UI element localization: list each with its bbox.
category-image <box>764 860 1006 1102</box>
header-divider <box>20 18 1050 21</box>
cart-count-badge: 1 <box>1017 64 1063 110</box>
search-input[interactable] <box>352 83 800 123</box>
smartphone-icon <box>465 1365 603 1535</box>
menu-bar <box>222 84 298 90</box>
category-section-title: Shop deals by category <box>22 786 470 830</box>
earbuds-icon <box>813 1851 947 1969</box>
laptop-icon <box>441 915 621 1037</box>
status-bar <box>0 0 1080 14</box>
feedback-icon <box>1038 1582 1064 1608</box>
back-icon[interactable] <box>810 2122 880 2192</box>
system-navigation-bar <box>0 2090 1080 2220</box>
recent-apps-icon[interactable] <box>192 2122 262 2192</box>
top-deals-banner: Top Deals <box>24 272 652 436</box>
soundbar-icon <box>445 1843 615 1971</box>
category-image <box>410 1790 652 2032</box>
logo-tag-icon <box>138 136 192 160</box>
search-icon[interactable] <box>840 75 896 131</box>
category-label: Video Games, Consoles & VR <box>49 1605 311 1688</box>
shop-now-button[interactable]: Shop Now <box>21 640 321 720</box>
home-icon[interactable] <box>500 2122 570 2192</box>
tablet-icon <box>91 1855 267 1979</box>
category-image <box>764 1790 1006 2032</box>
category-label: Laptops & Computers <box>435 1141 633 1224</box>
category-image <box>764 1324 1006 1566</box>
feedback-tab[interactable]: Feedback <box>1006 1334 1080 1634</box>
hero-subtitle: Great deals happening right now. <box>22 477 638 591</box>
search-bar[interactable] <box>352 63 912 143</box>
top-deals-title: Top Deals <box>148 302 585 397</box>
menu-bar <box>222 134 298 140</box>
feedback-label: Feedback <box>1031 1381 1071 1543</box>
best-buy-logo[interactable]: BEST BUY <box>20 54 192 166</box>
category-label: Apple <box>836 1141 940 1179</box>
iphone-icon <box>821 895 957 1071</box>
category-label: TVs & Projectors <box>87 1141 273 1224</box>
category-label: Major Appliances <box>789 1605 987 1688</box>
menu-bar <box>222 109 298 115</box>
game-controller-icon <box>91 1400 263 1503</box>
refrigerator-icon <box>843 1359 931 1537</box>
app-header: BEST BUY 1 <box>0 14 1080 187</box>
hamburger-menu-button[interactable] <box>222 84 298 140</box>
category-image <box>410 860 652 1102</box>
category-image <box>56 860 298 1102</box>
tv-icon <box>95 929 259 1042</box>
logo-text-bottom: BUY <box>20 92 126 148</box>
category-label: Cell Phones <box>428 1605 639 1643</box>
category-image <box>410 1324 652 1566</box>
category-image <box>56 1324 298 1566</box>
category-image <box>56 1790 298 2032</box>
......
Exercise goal :: Reproduce word for word the rows above, from the first row through the row that contains "menu-bar <box>222 84 298 90</box>", including both ends.

Answer ::
UI element localization: list each with its bbox.
category-image <box>764 860 1006 1102</box>
header-divider <box>20 18 1050 21</box>
cart-count-badge: 1 <box>1017 64 1063 110</box>
search-input[interactable] <box>352 83 800 123</box>
smartphone-icon <box>465 1365 603 1535</box>
menu-bar <box>222 84 298 90</box>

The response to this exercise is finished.